STATED TASK: How many lines in the records below hold the string "Rear"? Answer with the number alone.

Items from a figure collection
____
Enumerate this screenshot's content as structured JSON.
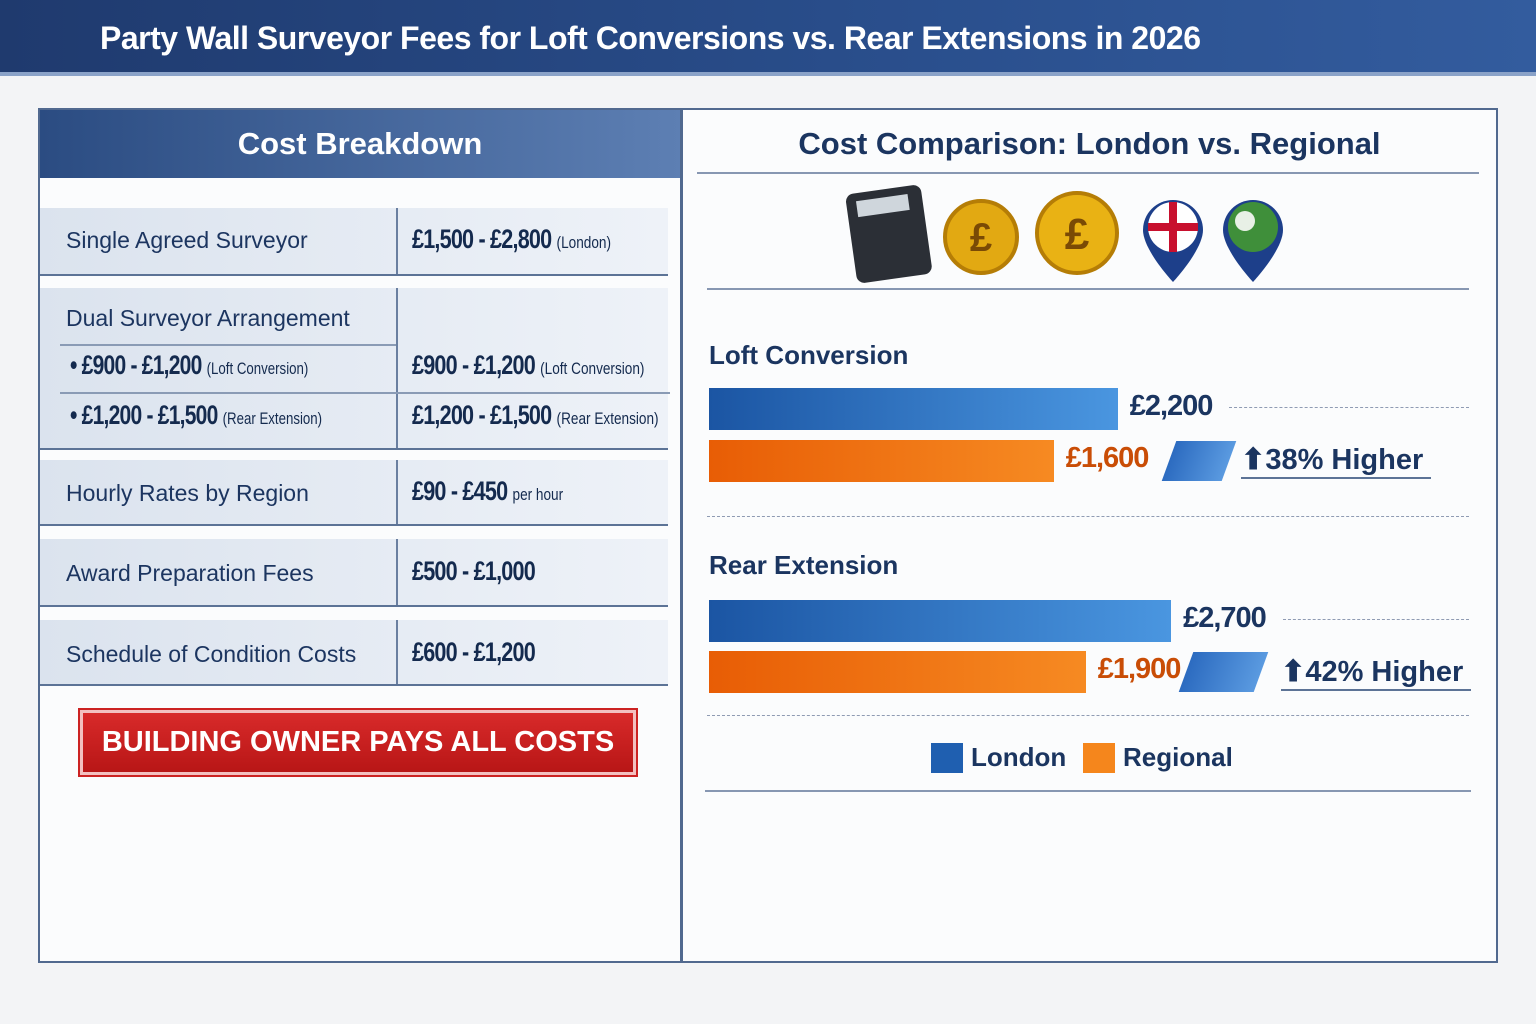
{
  "title": "Party Wall Surveyor Fees for Loft Conversions vs. Rear Extensions in 2026",
  "breakdown": {
    "heading": "Cost Breakdown",
    "rows": [
      {
        "label": "Single Agreed Surveyor",
        "value": "£1,500 - £2,800",
        "note": "(London)"
      },
      {
        "label": "Dual Surveyor Arrangement",
        "subs": [
          {
            "bullet": "£900 - £1,200",
            "note": "(Loft Conversion)",
            "value": "£900 - £1,200",
            "vnote": "(Loft Conversion)"
          },
          {
            "bullet": "£1,200 - £1,500",
            "note": "(Rear Extension)",
            "value": "£1,200 - £1,500",
            "vnote": "(Rear Extension)"
          }
        ]
      },
      {
        "label": "Hourly Rates by Region",
        "value": "£90 - £450",
        "note": "per hour"
      },
      {
        "label": "Award Preparation Fees",
        "value": "£500 - £1,000"
      },
      {
        "label": "Schedule of Condition Costs",
        "value": "£600 - £1,200"
      }
    ],
    "banner": "BUILDING OWNER PAYS ALL COSTS"
  },
  "chart_data": {
    "type": "bar",
    "title": "Cost Comparison: London vs. Regional",
    "categories": [
      "Loft Conversion",
      "Rear Extension"
    ],
    "series": [
      {
        "name": "London",
        "color": "#1f5fb0",
        "values": [
          2200,
          2700
        ],
        "labels": [
          "£2,200",
          "£2,700"
        ]
      },
      {
        "name": "Regional",
        "color": "#f07a14",
        "values": [
          1600,
          1900
        ],
        "labels": [
          "£1,600",
          "£1,900"
        ]
      }
    ],
    "annotations": [
      "38% Higher",
      "42% Higher"
    ],
    "icons": [
      "calculator-icon",
      "pound-coin-icon",
      "pound-coin-icon",
      "uk-flag-pin-icon",
      "globe-pin-icon"
    ]
  }
}
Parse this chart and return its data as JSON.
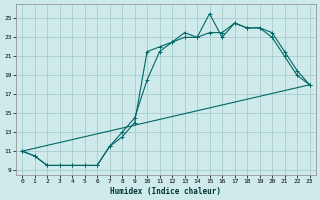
{
  "xlabel": "Humidex (Indice chaleur)",
  "bg_color": "#ceeaea",
  "grid_color": "#aacccc",
  "line_color": "#006666",
  "xlim": [
    -0.5,
    23.5
  ],
  "ylim": [
    8.5,
    26.5
  ],
  "xticks": [
    0,
    1,
    2,
    3,
    4,
    5,
    6,
    7,
    8,
    9,
    10,
    11,
    12,
    13,
    14,
    15,
    16,
    17,
    18,
    19,
    20,
    21,
    22,
    23
  ],
  "yticks": [
    9,
    11,
    13,
    15,
    17,
    19,
    21,
    23,
    25
  ],
  "curve1_x": [
    0,
    1,
    2,
    3,
    4,
    5,
    6,
    7,
    8,
    9,
    10,
    11,
    12,
    13,
    14,
    15,
    16,
    17,
    18,
    19,
    20,
    21,
    22,
    23
  ],
  "curve1_y": [
    11.0,
    10.5,
    9.5,
    9.5,
    9.5,
    9.5,
    9.5,
    11.5,
    12.5,
    14.0,
    21.5,
    22.0,
    22.5,
    23.5,
    23.0,
    25.5,
    23.0,
    24.5,
    24.0,
    24.0,
    23.5,
    21.5,
    19.5,
    18.0
  ],
  "curve2_x": [
    0,
    1,
    2,
    3,
    4,
    5,
    6,
    7,
    8,
    9,
    10,
    11,
    12,
    13,
    14,
    15,
    16,
    17,
    18,
    19,
    20,
    21,
    22,
    23
  ],
  "curve2_y": [
    11.0,
    10.5,
    9.5,
    9.5,
    9.5,
    9.5,
    9.5,
    11.5,
    13.0,
    14.5,
    18.5,
    21.5,
    22.5,
    23.0,
    23.0,
    23.5,
    23.5,
    24.5,
    24.0,
    24.0,
    23.0,
    21.0,
    19.0,
    18.0
  ],
  "curve3_x": [
    0,
    23
  ],
  "curve3_y": [
    11.0,
    18.0
  ]
}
____
RESPONSE TO THE EXERCISE: 4